··· Source passage ···

Microarchitectural Data Sampling
- Logo designed for the vulnerabilities, featuring a wounded hand holding a broken microprocessor
- CVE identifiers: CVE-2018-12126 (Fallout), CVE-2018-12127 (RIDL), CVE-2019-11091 (RIDL, ZombieLoad), CVE-2018-12130 (RIDL, ZombieLoad), CVE-2019-11135 (ZombieLoad v2)
- Date discovered: 2018
- Date patched: 14 May 2019
- Discoverer: University of Adelaide Graz University of Technology Catholic University of Leuven Qihoo 360 Cyberus Technology Saarland University Vrije Universiteit Amsterdam Bitdefender Oracle Corporation University of Michigan Worcester Polytechnic Institute
- Affected hardware: Pre-April 2019 Intel x86 microprocessors
- Website: mdsattacks.com ZombieLoadAttack.com

= Microarchitectural Data Sampling =

CPU vulnerabilities

The Microarchitectural Data Sampling (MDS) vulnerabilities are a set of weaknesses in Intel x86 microprocessors that use hyper-threading, and leak data across protection boundaries that are architecturally supposed to be secure. The attacks exploiting the vulnerabilities have been labeled Fallout, RIDL (Rogue In-Flight Data Load), ZombieLoad., and ZombieLoad 2.

··· Recorded information ···

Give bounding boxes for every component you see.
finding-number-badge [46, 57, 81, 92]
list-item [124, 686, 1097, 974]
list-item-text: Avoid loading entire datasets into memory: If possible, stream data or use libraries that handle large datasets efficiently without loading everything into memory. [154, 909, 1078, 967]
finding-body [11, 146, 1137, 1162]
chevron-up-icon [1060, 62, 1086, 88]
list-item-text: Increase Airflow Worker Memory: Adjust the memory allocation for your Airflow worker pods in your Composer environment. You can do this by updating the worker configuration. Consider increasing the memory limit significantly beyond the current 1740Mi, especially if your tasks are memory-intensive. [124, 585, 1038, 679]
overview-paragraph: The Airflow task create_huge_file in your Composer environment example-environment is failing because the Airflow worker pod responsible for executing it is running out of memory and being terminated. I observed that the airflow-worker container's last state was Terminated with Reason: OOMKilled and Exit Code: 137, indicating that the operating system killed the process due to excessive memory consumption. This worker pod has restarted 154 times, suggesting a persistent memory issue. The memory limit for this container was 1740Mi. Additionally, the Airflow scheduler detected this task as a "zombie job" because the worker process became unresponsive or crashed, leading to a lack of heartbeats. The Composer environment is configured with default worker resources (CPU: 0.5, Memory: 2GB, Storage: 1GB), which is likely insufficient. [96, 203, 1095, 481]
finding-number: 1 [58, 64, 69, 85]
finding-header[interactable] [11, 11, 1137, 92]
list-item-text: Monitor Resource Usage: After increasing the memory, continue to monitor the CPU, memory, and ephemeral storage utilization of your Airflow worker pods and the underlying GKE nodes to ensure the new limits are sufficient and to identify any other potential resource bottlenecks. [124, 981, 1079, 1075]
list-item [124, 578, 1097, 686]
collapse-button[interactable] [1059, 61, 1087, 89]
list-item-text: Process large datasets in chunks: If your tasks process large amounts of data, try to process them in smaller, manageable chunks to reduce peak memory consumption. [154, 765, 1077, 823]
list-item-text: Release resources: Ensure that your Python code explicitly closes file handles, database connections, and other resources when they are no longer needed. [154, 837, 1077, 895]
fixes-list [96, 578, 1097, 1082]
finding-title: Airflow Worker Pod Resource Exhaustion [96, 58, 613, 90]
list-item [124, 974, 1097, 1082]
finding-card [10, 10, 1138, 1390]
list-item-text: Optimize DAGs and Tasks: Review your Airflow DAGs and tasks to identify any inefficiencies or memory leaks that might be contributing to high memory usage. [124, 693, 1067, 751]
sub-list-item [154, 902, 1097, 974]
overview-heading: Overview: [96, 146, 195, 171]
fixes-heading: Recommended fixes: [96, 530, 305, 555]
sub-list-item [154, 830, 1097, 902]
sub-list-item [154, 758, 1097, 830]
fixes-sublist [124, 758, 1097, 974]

···

Reproduce verbatim everything in the Microarchitectural Data Sampling text from "The Microarchitectural Data" down to "and ZombieLoad 2.".

The Microarchitectural Data Sampling (MDS) vulnerabilities are a set of weaknesses in Intel x86 microprocessors that use hyper-threading, and leak data across protection boundaries that are architecturally supposed to be secure. The attacks exploiting the vulnerabilities have been labeled Fallout, RIDL (Rogue In-Flight Data Load), ZombieLoad., and ZombieLoad 2.